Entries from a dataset

◇ ◇ ◇ ◇ ◇

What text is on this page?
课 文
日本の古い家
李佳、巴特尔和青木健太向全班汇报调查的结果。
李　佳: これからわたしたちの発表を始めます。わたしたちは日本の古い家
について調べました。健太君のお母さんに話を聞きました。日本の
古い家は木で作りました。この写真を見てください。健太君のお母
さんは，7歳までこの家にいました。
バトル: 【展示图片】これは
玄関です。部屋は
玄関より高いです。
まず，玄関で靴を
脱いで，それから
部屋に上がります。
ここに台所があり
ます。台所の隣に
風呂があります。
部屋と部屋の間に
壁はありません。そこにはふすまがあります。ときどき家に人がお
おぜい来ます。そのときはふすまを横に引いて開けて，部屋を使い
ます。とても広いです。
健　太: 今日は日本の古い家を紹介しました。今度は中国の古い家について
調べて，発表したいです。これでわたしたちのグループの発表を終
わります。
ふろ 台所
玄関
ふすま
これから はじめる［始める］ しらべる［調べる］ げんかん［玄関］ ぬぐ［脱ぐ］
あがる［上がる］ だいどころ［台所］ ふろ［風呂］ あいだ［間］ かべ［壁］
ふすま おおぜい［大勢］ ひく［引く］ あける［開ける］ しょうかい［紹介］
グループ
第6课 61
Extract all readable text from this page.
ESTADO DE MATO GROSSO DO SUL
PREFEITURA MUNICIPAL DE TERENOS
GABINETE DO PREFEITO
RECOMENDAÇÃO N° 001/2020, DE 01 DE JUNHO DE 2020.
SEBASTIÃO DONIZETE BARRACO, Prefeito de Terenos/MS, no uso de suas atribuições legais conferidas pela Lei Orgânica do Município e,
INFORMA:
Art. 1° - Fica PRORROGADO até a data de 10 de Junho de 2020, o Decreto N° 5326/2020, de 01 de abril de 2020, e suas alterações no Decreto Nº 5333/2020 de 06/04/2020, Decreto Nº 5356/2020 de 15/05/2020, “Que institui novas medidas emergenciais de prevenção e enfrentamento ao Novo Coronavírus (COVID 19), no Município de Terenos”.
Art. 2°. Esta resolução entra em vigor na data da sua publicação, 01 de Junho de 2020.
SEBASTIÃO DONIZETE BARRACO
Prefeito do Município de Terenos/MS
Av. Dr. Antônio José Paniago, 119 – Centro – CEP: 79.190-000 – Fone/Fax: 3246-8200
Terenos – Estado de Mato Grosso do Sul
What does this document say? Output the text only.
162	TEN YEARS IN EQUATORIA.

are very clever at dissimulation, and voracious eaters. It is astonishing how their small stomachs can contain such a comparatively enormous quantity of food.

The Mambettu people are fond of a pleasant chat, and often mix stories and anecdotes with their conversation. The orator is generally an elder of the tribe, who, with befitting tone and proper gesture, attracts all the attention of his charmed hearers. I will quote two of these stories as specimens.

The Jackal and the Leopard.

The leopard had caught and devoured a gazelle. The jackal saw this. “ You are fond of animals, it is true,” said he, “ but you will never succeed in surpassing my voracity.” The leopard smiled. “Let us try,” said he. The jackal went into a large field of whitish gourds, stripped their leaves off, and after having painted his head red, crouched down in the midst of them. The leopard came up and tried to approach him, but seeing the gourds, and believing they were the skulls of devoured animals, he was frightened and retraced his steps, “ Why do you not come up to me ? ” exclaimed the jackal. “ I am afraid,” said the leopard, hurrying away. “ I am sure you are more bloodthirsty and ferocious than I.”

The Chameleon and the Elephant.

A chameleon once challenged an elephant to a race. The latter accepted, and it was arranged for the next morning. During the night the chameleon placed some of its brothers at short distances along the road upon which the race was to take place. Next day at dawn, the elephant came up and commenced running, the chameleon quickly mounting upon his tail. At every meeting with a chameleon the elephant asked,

◇ ◇ ◇ ◇ ◇

### [Instructions to follow]
Repeat each record exactly. Omit nothing.

### [The result]
What text is on this page?
课 文
日本の古い家
李佳、巴特尔和青木健太向全班汇报调查的结果。
李　佳: これからわたしたちの発表を始めます。わたしたちは日本の古い家
について調べました。健太君のお母さんに話を聞きました。日本の
古い家は木で作りました。この写真を見てください。健太君のお母
さんは，7歳までこの家にいました。
バトル: 【展示图片】これは
玄関です。部屋は
玄関より高いです。
まず，玄関で靴を
脱いで，それから
部屋に上がります。
ここに台所があり
ます。台所の隣に
風呂があります。
部屋と部屋の間に
壁はありません。そこにはふすまがあります。ときどき家に人がお
おぜい来ます。そのときはふすまを横に引いて開けて，部屋を使い
ます。とても広いです。
健　太: 今日は日本の古い家を紹介しました。今度は中国の古い家について
調べて，発表したいです。これでわたしたちのグループの発表を終
わります。
ふろ 台所
玄関
ふすま
これから はじめる［始める］ しらべる［調べる］ げんかん［玄関］ ぬぐ［脱ぐ］
あがる［上がる］ だいどころ［台所］ ふろ［風呂］ あいだ［間］ かべ［壁］
ふすま おおぜい［大勢］ ひく［引く］ あける［開ける］ しょうかい［紹介］
グループ
第6课 61
Extract all readable text from this page.
ESTADO DE MATO GROSSO DO SUL
PREFEITURA MUNICIPAL DE TERENOS
GABINETE DO PREFEITO
RECOMENDAÇÃO N° 001/2020, DE 01 DE JUNHO DE 2020.
SEBASTIÃO DONIZETE BARRACO, Prefeito de Terenos/MS, no uso de suas atribuições legais conferidas pela Lei Orgânica do Município e,
INFORMA:
Art. 1° - Fica PRORROGADO até a data de 10 de Junho de 2020, o Decreto N° 5326/2020, de 01 de abril de 2020, e suas alterações no Decreto Nº 5333/2020 de 06/04/2020, Decreto Nº 5356/2020 de 15/05/2020, “Que institui novas medidas emergenciais de prevenção e enfrentamento ao Novo Coronavírus (COVID 19), no Município de Terenos”.
Art. 2°. Esta resolução entra em vigor na data da sua publicação, 01 de Junho de 2020.
SEBASTIÃO DONIZETE BARRACO
Prefeito do Município de Terenos/MS
Av. Dr. Antônio José Paniago, 119 – Centro – CEP: 79.190-000 – Fone/Fax: 3246-8200
Terenos – Estado de Mato Grosso do Sul
What does this document say? Output the text only.
162	TEN YEARS IN EQUATORIA.

are very clever at dissimulation, and voracious eaters. It is astonishing how their small stomachs can contain such a comparatively enormous quantity of food.

The Mambettu people are fond of a pleasant chat, and often mix stories and anecdotes with their conversation. The orator is generally an elder of the tribe, who, with befitting tone and proper gesture, attracts all the attention of his charmed hearers. I will quote two of these stories as specimens.

The Jackal and the Leopard.

The leopard had caught and devoured a gazelle. The jackal saw this. “ You are fond of animals, it is true,” said he, “ but you will never succeed in surpassing my voracity.” The leopard smiled. “Let us try,” said he. The jackal went into a large field of whitish gourds, stripped their leaves off, and after having painted his head red, crouched down in the midst of them. The leopard came up and tried to approach him, but seeing the gourds, and believing they were the skulls of devoured animals, he was frightened and retraced his steps, “ Why do you not come up to me ? ” exclaimed the jackal. “ I am afraid,” said the leopard, hurrying away. “ I am sure you are more bloodthirsty and ferocious than I.”

The Chameleon and the Elephant.

A chameleon once challenged an elephant to a race. The latter accepted, and it was arranged for the next morning. During the night the chameleon placed some of its brothers at short distances along the road upon which the race was to take place. Next day at dawn, the elephant came up and commenced running, the chameleon quickly mounting upon his tail. At every meeting with a chameleon the elephant asked,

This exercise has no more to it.